■ **Given exercise**
Please return every line of the data below word for word, omitting the pictures.

(Labeled box records)
START
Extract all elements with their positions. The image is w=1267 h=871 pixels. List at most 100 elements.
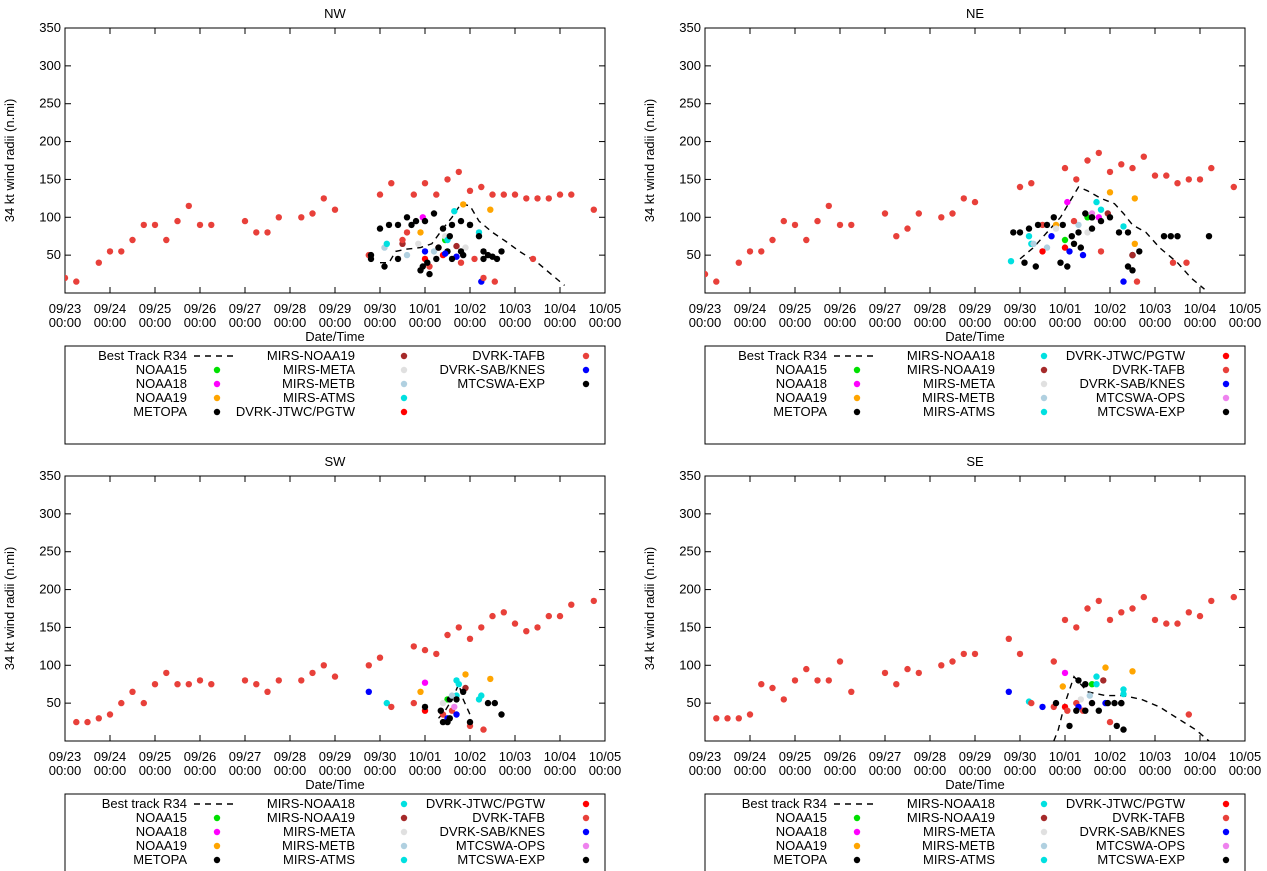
y-tick-label: 50	[47, 247, 61, 262]
x-tick-time: 00:00	[959, 315, 992, 330]
point-dvrk_tafb	[568, 191, 575, 198]
x-tick-time: 00:00	[544, 763, 577, 778]
x-tick-time: 00:00	[274, 315, 307, 330]
point-dvrk_tafb	[769, 684, 776, 692]
point-mtcswa_exp	[381, 263, 388, 270]
point-dvrk_tafb	[705, 270, 709, 278]
legend-marker-mirs_meta	[400, 366, 408, 374]
legend-marker-mirs_meta	[1040, 380, 1048, 388]
x-tick-date: 09/29	[319, 749, 352, 764]
legend-marker-mirs_noaa19	[1040, 366, 1048, 374]
legend-label-metopa: METOPA	[133, 404, 187, 419]
legend-marker-mirs_atms	[400, 394, 408, 402]
point-dvrk_tafb	[84, 718, 91, 726]
point-mtcswa_exp	[1129, 267, 1136, 274]
point-mtcswa_exp	[460, 688, 467, 695]
point-mtcswa_exp	[457, 217, 465, 225]
point-dvrk_tafb	[1061, 164, 1069, 172]
point-mtcswa_exp	[1025, 225, 1033, 232]
point-dvrk_tafb	[1151, 172, 1159, 179]
point-mtcswa_exp	[1021, 259, 1028, 266]
y-tick-label: 50	[47, 695, 61, 710]
point-mtcswa_exp	[1124, 229, 1132, 236]
point-mirs_atms	[383, 240, 390, 247]
point-dvrk_tafb	[780, 217, 787, 225]
x-tick-time: 00:00	[779, 315, 812, 330]
x-axis-label: Date/Time	[945, 329, 1004, 344]
point-dvrk_tafb	[1185, 609, 1193, 616]
point-dvrk_tafb	[791, 677, 799, 684]
x-tick-date: 09/29	[959, 749, 992, 764]
point-dvrk_jtwc	[1039, 248, 1046, 255]
point-dvrk_tafb	[489, 612, 496, 620]
point-dvrk_tafb	[758, 248, 765, 255]
point-mtcswa_exp	[1167, 233, 1175, 240]
point-dvrk_tafb	[253, 229, 260, 236]
point-dvrk_tafb	[106, 711, 114, 718]
legend-label-mtcswa_exp: MTCSWA-EXP	[457, 852, 545, 867]
x-axis-label: Date/Time	[945, 777, 1004, 792]
point-mtcswa_exp	[419, 263, 426, 270]
panel-se: SE3503002502001501005009/2300:0009/2400:…	[642, 454, 1261, 871]
x-tick-date: 10/05	[1229, 749, 1262, 764]
legend-label-mirs_meta: MIRS-META	[283, 824, 355, 839]
legend-marker-noaa15	[853, 366, 861, 374]
point-dvrk_tafb	[769, 236, 776, 244]
y-tick-label: 300	[39, 506, 61, 521]
panel-nw: NW3503002502001501005009/2300:0009/2400:…	[2, 6, 621, 445]
legend-label-dvrk_jtwc: DVRK-JTWC/PGTW	[236, 404, 356, 419]
point-dvrk_tafb	[1095, 149, 1103, 157]
point-mtcswa_exp	[439, 225, 447, 232]
legend-label-mirs_noaa19: MIRS-NOAA19	[907, 810, 995, 825]
x-tick-date: 10/03	[499, 749, 532, 764]
legend-label-metopa: METOPA	[773, 404, 827, 419]
x-tick-date: 09/28	[274, 749, 307, 764]
point-dvrk_tafb	[298, 677, 305, 684]
point-noaa18	[1061, 669, 1069, 677]
point-mirs_noaa19	[1129, 251, 1136, 259]
point-dvrk_tafb	[275, 677, 282, 684]
legend-marker-mtcswa_exp	[1222, 408, 1230, 416]
point-noaa19	[417, 688, 424, 695]
point-mirs_noaa19	[453, 242, 460, 250]
point-mtcswa_exp	[1111, 699, 1118, 707]
point-noaa19	[487, 675, 494, 683]
point-dvrk_tafb	[1106, 616, 1114, 624]
legend-label-best: Best Track R34	[98, 348, 187, 363]
x-tick-time: 00:00	[589, 763, 622, 778]
legend-label-dvrk_jtwc: DVRK-JTWC/PGTW	[1066, 796, 1186, 811]
point-dvrk_tafb	[713, 278, 720, 285]
x-tick-time: 00:00	[824, 763, 857, 778]
point-dvrk_tafb	[1230, 183, 1238, 191]
y-tick-label: 150	[39, 619, 61, 634]
point-dvrk_tafb	[196, 677, 204, 684]
point-dvrk_tafb	[264, 688, 271, 695]
legend-label-mtcswa_ops: MTCSWA-OPS	[1096, 390, 1185, 405]
point-dvrk_tafb	[534, 195, 541, 202]
point-dvrk_tafb	[1129, 164, 1136, 172]
point-noaa19	[1131, 195, 1139, 202]
point-mtcswa_exp	[421, 217, 429, 225]
legend-label-best: Best Track R34	[738, 348, 827, 363]
point-dvrk_tafb	[151, 681, 159, 688]
y-tick-label: 150	[679, 619, 701, 634]
legend-label-dvrk_jtwc: DVRK-JTWC/PGTW	[1066, 348, 1186, 363]
legend-label-dvrk_tafb: DVRK-TAFB	[472, 348, 545, 363]
point-mtcswa_exp	[1068, 233, 1076, 240]
legend-label-dvrk_tafb: DVRK-TAFB	[472, 810, 545, 825]
point-dvrk_tafb	[185, 681, 192, 688]
point-mtcswa_exp	[453, 696, 460, 703]
legend-label-mirs_atms: MIRS-ATMS	[923, 404, 995, 419]
point-dvrk_sab	[421, 248, 429, 255]
point-dvrk_tafb	[65, 274, 69, 282]
point-dvrk_tafb	[915, 210, 922, 217]
legend-label-mirs_meta: MIRS-META	[283, 362, 355, 377]
point-mtcswa_exp	[1016, 229, 1024, 236]
y-tick-label: 200	[679, 582, 701, 597]
point-dvrk_tafb	[376, 654, 384, 661]
point-dvrk_tafb	[893, 233, 900, 240]
x-tick-date: 09/28	[274, 301, 307, 316]
x-tick-time: 00:00	[319, 763, 352, 778]
point-mtcswa_exp	[1115, 229, 1123, 236]
point-dvrk_tafb	[275, 214, 282, 221]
END
■ **Solution for this problem**
Extract all elements with their positions. The image is w=1267 h=871 pixels. List at most 100 elements.
y-tick-label: 50	[47, 247, 61, 262]
x-tick-time: 00:00	[959, 315, 992, 330]
point-dvrk_tafb	[568, 191, 575, 198]
x-tick-time: 00:00	[544, 763, 577, 778]
x-tick-time: 00:00	[274, 315, 307, 330]
point-dvrk_tafb	[769, 684, 776, 692]
point-mtcswa_exp	[381, 263, 388, 270]
point-dvrk_tafb	[705, 270, 709, 278]
legend-marker-mirs_meta	[400, 366, 408, 374]
legend-marker-mirs_meta	[1040, 380, 1048, 388]
x-tick-date: 09/29	[319, 749, 352, 764]
legend-marker-mirs_noaa19	[1040, 366, 1048, 374]
legend-label-metopa: METOPA	[133, 404, 187, 419]
legend-marker-mirs_atms	[400, 394, 408, 402]
point-dvrk_tafb	[84, 718, 91, 726]
point-mtcswa_exp	[1129, 267, 1136, 274]
point-mtcswa_exp	[460, 688, 467, 695]
point-mtcswa_exp	[457, 217, 465, 225]
point-dvrk_tafb	[1061, 164, 1069, 172]
point-mtcswa_exp	[1025, 225, 1033, 232]
point-dvrk_tafb	[1151, 172, 1159, 179]
point-mtcswa_exp	[1021, 259, 1028, 266]
y-tick-label: 50	[47, 695, 61, 710]
point-mtcswa_exp	[1124, 229, 1132, 236]
point-mirs_atms	[383, 240, 390, 247]
point-dvrk_tafb	[780, 217, 787, 225]
x-tick-time: 00:00	[779, 315, 812, 330]
x-axis-label: Date/Time	[945, 329, 1004, 344]
point-dvrk_tafb	[1185, 609, 1193, 616]
point-dvrk_tafb	[791, 677, 799, 684]
x-tick-date: 09/29	[959, 749, 992, 764]
point-dvrk_jtwc	[1039, 248, 1046, 255]
point-dvrk_tafb	[489, 612, 496, 620]
point-dvrk_tafb	[758, 248, 765, 255]
point-mtcswa_exp	[1167, 233, 1175, 240]
point-dvrk_tafb	[253, 229, 260, 236]
point-dvrk_tafb	[106, 711, 114, 718]
legend-label-mtcswa_exp: MTCSWA-EXP	[457, 852, 545, 867]
x-axis-label: Date/Time	[945, 777, 1004, 792]
point-mtcswa_exp	[419, 263, 426, 270]
panel-se: SE3503002502001501005009/2300:0009/2400:…	[642, 454, 1261, 871]
x-tick-date: 10/05	[1229, 749, 1262, 764]
legend-label-mirs_meta: MIRS-META	[283, 824, 355, 839]
legend-marker-noaa15	[853, 366, 861, 374]
point-dvrk_tafb	[769, 236, 776, 244]
y-tick-label: 300	[39, 506, 61, 521]
panel-nw: NW3503002502001501005009/2300:0009/2400:…	[2, 6, 621, 445]
legend-label-dvrk_jtwc: DVRK-JTWC/PGTW	[236, 404, 356, 419]
point-dvrk_tafb	[1095, 149, 1103, 157]
point-mtcswa_exp	[439, 225, 447, 232]
legend-label-mirs_noaa19: MIRS-NOAA19	[907, 810, 995, 825]
x-tick-date: 10/03	[499, 749, 532, 764]
legend-label-metopa: METOPA	[773, 404, 827, 419]
x-tick-date: 09/28	[274, 749, 307, 764]
point-dvrk_tafb	[298, 677, 305, 684]
point-noaa18	[1061, 669, 1069, 677]
point-mirs_noaa19	[1129, 251, 1136, 259]
point-dvrk_tafb	[275, 677, 282, 684]
legend-marker-mtcswa_exp	[1222, 408, 1230, 416]
point-noaa19	[417, 688, 424, 695]
point-mirs_noaa19	[453, 242, 460, 250]
point-mtcswa_exp	[1111, 699, 1118, 707]
point-noaa19	[487, 675, 494, 683]
point-dvrk_tafb	[1106, 616, 1114, 624]
legend-label-best: Best Track R34	[98, 348, 187, 363]
x-tick-time: 00:00	[589, 763, 622, 778]
legend-label-dvrk_jtwc: DVRK-JTWC/PGTW	[1066, 796, 1186, 811]
point-dvrk_tafb	[713, 278, 720, 285]
x-tick-time: 00:00	[824, 763, 857, 778]
point-dvrk_tafb	[1230, 183, 1238, 191]
y-tick-label: 150	[39, 619, 61, 634]
point-dvrk_tafb	[196, 677, 204, 684]
point-dvrk_tafb	[264, 688, 271, 695]
legend-label-mtcswa_ops: MTCSWA-OPS	[1096, 390, 1185, 405]
point-dvrk_tafb	[534, 195, 541, 202]
point-dvrk_tafb	[1129, 164, 1136, 172]
point-noaa19	[1131, 195, 1139, 202]
point-mtcswa_exp	[421, 217, 429, 225]
legend-label-best: Best Track R34	[738, 348, 827, 363]
point-dvrk_tafb	[151, 681, 159, 688]
y-tick-label: 150	[679, 619, 701, 634]
legend-label-dvrk_jtwc: DVRK-JTWC/PGTW	[1066, 348, 1186, 363]
legend-label-dvrk_tafb: DVRK-TAFB	[472, 348, 545, 363]
point-mtcswa_exp	[1068, 233, 1076, 240]
legend-label-dvrk_tafb: DVRK-TAFB	[472, 810, 545, 825]
point-dvrk_tafb	[185, 681, 192, 688]
point-mtcswa_exp	[453, 696, 460, 703]
legend-label-mirs_atms: MIRS-ATMS	[923, 404, 995, 419]
point-dvrk_sab	[421, 248, 429, 255]
point-dvrk_tafb	[65, 274, 69, 282]
point-dvrk_tafb	[915, 210, 922, 217]
legend-label-mirs_meta: MIRS-META	[283, 362, 355, 377]
point-mtcswa_exp	[1016, 229, 1024, 236]
y-tick-label: 200	[679, 582, 701, 597]
point-dvrk_tafb	[376, 654, 384, 661]
point-dvrk_tafb	[893, 233, 900, 240]
x-tick-date: 09/28	[274, 301, 307, 316]
x-tick-time: 00:00	[319, 763, 352, 778]
point-mtcswa_exp	[1115, 229, 1123, 236]
point-dvrk_tafb	[275, 214, 282, 221]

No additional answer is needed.